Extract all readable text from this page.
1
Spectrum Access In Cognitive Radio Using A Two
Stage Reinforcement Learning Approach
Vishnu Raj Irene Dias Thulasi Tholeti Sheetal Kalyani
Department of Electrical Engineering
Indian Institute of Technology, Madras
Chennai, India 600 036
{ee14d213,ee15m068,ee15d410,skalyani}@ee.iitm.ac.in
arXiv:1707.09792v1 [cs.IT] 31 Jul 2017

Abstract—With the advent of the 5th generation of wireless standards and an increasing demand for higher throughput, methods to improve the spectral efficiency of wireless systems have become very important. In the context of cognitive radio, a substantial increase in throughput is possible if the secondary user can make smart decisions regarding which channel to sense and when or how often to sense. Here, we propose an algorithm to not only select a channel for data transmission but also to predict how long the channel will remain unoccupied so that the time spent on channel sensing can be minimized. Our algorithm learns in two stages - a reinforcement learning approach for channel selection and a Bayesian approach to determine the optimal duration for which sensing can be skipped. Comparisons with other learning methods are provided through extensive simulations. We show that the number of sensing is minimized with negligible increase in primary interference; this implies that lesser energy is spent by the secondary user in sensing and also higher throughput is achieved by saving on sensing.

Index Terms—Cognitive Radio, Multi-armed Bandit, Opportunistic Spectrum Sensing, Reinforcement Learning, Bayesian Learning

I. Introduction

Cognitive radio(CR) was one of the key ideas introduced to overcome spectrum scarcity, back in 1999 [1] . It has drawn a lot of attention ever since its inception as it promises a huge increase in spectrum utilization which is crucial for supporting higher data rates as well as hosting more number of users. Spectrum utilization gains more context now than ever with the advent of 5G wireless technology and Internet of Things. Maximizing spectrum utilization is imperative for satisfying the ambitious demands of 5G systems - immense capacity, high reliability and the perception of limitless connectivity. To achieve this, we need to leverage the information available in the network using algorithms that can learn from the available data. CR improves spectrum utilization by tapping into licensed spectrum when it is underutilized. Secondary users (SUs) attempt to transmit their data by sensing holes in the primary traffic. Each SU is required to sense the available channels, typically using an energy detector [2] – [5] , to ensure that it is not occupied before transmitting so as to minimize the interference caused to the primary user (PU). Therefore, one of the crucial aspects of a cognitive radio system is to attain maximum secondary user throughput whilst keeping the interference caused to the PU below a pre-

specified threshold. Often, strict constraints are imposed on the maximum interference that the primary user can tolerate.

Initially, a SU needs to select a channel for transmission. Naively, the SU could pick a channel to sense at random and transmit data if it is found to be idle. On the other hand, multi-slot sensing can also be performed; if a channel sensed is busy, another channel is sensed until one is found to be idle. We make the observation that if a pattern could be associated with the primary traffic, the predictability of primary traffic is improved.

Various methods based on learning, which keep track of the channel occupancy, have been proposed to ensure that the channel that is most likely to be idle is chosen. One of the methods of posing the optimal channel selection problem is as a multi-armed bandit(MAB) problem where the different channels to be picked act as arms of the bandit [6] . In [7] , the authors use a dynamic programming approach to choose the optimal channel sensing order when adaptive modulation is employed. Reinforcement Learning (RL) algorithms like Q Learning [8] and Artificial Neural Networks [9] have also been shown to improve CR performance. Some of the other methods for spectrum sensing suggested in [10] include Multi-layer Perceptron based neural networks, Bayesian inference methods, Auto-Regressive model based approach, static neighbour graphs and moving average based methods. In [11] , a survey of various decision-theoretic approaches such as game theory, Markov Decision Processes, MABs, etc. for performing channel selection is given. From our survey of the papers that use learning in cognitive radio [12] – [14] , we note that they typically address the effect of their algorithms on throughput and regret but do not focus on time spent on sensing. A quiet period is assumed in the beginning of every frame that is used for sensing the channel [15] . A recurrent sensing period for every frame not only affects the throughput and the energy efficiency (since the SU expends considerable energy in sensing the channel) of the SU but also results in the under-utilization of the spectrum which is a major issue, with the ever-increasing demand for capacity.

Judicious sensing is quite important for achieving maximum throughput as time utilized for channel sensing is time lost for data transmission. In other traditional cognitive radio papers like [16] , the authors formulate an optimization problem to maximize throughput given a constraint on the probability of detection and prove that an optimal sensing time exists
*****
Reproduce the full listing above, character for character.

◆ **COMPLETED TASK**
Extract all readable text from this page.
1
Spectrum Access In Cognitive Radio Using A Two
Stage Reinforcement Learning Approach
Vishnu Raj Irene Dias Thulasi Tholeti Sheetal Kalyani
Department of Electrical Engineering
Indian Institute of Technology, Madras
Chennai, India 600 036
{ee14d213,ee15m068,ee15d410,skalyani}@ee.iitm.ac.in
arXiv:1707.09792v1 [cs.IT] 31 Jul 2017

Abstract—With the advent of the 5th generation of wireless standards and an increasing demand for higher throughput, methods to improve the spectral efficiency of wireless systems have become very important. In the context of cognitive radio, a substantial increase in throughput is possible if the secondary user can make smart decisions regarding which channel to sense and when or how often to sense. Here, we propose an algorithm to not only select a channel for data transmission but also to predict how long the channel will remain unoccupied so that the time spent on channel sensing can be minimized. Our algorithm learns in two stages - a reinforcement learning approach for channel selection and a Bayesian approach to determine the optimal duration for which sensing can be skipped. Comparisons with other learning methods are provided through extensive simulations. We show that the number of sensing is minimized with negligible increase in primary interference; this implies that lesser energy is spent by the secondary user in sensing and also higher throughput is achieved by saving on sensing.

Index Terms—Cognitive Radio, Multi-armed Bandit, Opportunistic Spectrum Sensing, Reinforcement Learning, Bayesian Learning

I. Introduction

Cognitive radio(CR) was one of the key ideas introduced to overcome spectrum scarcity, back in 1999 [1] . It has drawn a lot of attention ever since its inception as it promises a huge increase in spectrum utilization which is crucial for supporting higher data rates as well as hosting more number of users. Spectrum utilization gains more context now than ever with the advent of 5G wireless technology and Internet of Things. Maximizing spectrum utilization is imperative for satisfying the ambitious demands of 5G systems - immense capacity, high reliability and the perception of limitless connectivity. To achieve this, we need to leverage the information available in the network using algorithms that can learn from the available data. CR improves spectrum utilization by tapping into licensed spectrum when it is underutilized. Secondary users (SUs) attempt to transmit their data by sensing holes in the primary traffic. Each SU is required to sense the available channels, typically using an energy detector [2] – [5] , to ensure that it is not occupied before transmitting so as to minimize the interference caused to the primary user (PU). Therefore, one of the crucial aspects of a cognitive radio system is to attain maximum secondary user throughput whilst keeping the interference caused to the PU below a pre-

specified threshold. Often, strict constraints are imposed on the maximum interference that the primary user can tolerate.

Initially, a SU needs to select a channel for transmission. Naively, the SU could pick a channel to sense at random and transmit data if it is found to be idle. On the other hand, multi-slot sensing can also be performed; if a channel sensed is busy, another channel is sensed until one is found to be idle. We make the observation that if a pattern could be associated with the primary traffic, the predictability of primary traffic is improved.

Various methods based on learning, which keep track of the channel occupancy, have been proposed to ensure that the channel that is most likely to be idle is chosen. One of the methods of posing the optimal channel selection problem is as a multi-armed bandit(MAB) problem where the different channels to be picked act as arms of the bandit [6] . In [7] , the authors use a dynamic programming approach to choose the optimal channel sensing order when adaptive modulation is employed. Reinforcement Learning (RL) algorithms like Q Learning [8] and Artificial Neural Networks [9] have also been shown to improve CR performance. Some of the other methods for spectrum sensing suggested in [10] include Multi-layer Perceptron based neural networks, Bayesian inference methods, Auto-Regressive model based approach, static neighbour graphs and moving average based methods. In [11] , a survey of various decision-theoretic approaches such as game theory, Markov Decision Processes, MABs, etc. for performing channel selection is given. From our survey of the papers that use learning in cognitive radio [12] – [14] , we note that they typically address the effect of their algorithms on throughput and regret but do not focus on time spent on sensing. A quiet period is assumed in the beginning of every frame that is used for sensing the channel [15] . A recurrent sensing period for every frame not only affects the throughput and the energy efficiency (since the SU expends considerable energy in sensing the channel) of the SU but also results in the under-utilization of the spectrum which is a major issue, with the ever-increasing demand for capacity.

Judicious sensing is quite important for achieving maximum throughput as time utilized for channel sensing is time lost for data transmission. In other traditional cognitive radio papers like [16] , the authors formulate an optimization problem to maximize throughput given a constraint on the probability of detection and prove that an optimal sensing time exists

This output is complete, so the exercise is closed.